Identify and pull out each line of the entries in which "color" occurs.

** Begin RECORDS **

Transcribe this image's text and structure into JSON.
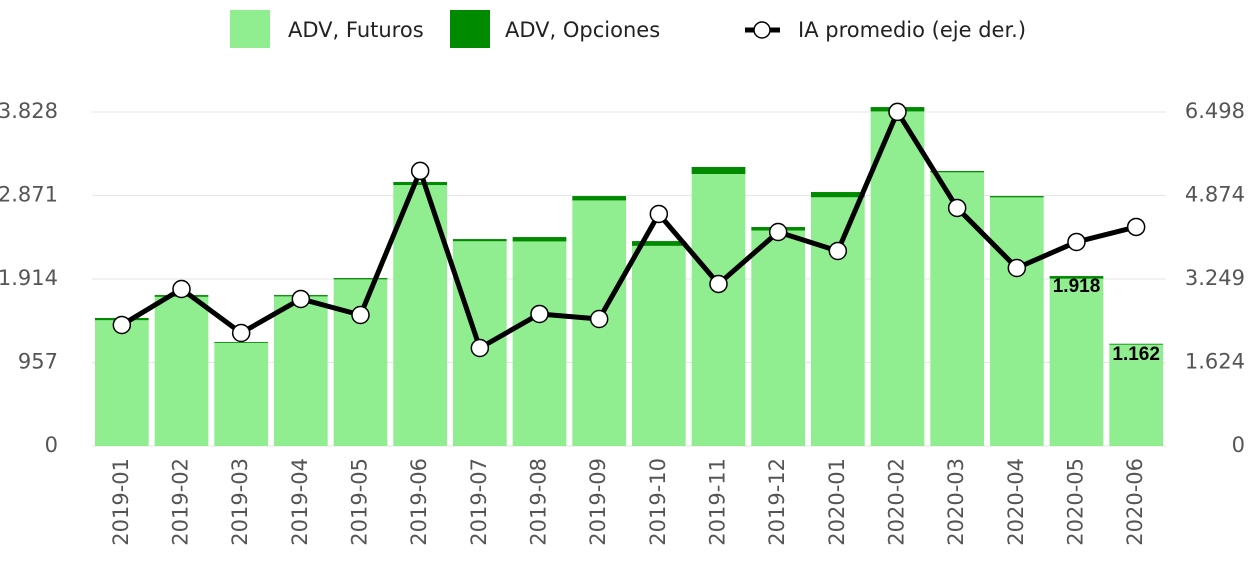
{
  "chart_data": {
    "type": "bar_line",
    "categories": [
      "2019-01",
      "2019-02",
      "2019-03",
      "2019-04",
      "2019-05",
      "2019-06",
      "2019-07",
      "2019-08",
      "2019-09",
      "2019-10",
      "2019-11",
      "2019-12",
      "2020-01",
      "2020-02",
      "2020-03",
      "2020-04",
      "2020-05",
      "2020-06"
    ],
    "series": [
      {
        "name": "ADV, Futuros",
        "color": "#90ee90",
        "stack": true,
        "values": [
          1442,
          1710,
          1182,
          1715,
          1910,
          2991,
          2347,
          2345,
          2815,
          2294,
          3118,
          2470,
          2851,
          3835,
          3137,
          2850,
          1918,
          1162
        ],
        "value_labels": [
          null,
          null,
          null,
          null,
          null,
          null,
          null,
          null,
          null,
          null,
          null,
          null,
          null,
          null,
          null,
          null,
          "1.918",
          "1.162"
        ]
      },
      {
        "name": "ADV, Opciones",
        "color": "#008a00",
        "stack": true,
        "values": [
          25,
          20,
          10,
          15,
          15,
          35,
          25,
          50,
          50,
          55,
          80,
          40,
          60,
          50,
          15,
          15,
          30,
          10
        ]
      },
      {
        "name": "IA promedio (eje der.)",
        "color": "#000000",
        "axis": "y2",
        "kind": "line",
        "values": [
          2355,
          3055,
          2199,
          2861,
          2549,
          5352,
          1907,
          2569,
          2471,
          4515,
          3153,
          4164,
          3795,
          6500,
          4632,
          3464,
          3970,
          4262
        ]
      }
    ],
    "ylim": [
      0,
      3950
    ],
    "yticks": [
      0,
      {
        "value": 957,
        "label": "957"
      },
      {
        "value": 1914,
        "label": "1.914"
      },
      {
        "value": 2871,
        "label": "2.871"
      },
      {
        "value": 3828,
        "label": "3.828"
      }
    ],
    "y2lim": [
      0,
      6705
    ],
    "y2ticks": [
      0,
      {
        "value": 1624,
        "label": "1.624"
      },
      {
        "value": 3249,
        "label": "3.249"
      },
      {
        "value": 4874,
        "label": "4.874"
      },
      {
        "value": 6498,
        "label": "6.498"
      }
    ],
    "grid": true,
    "legend": "top"
  }
}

** End RECORDS **

RESPONSE TO THIS EXERCISE
        "color": "#90ee90",
        "color": "#008a00",
        "color": "#000000",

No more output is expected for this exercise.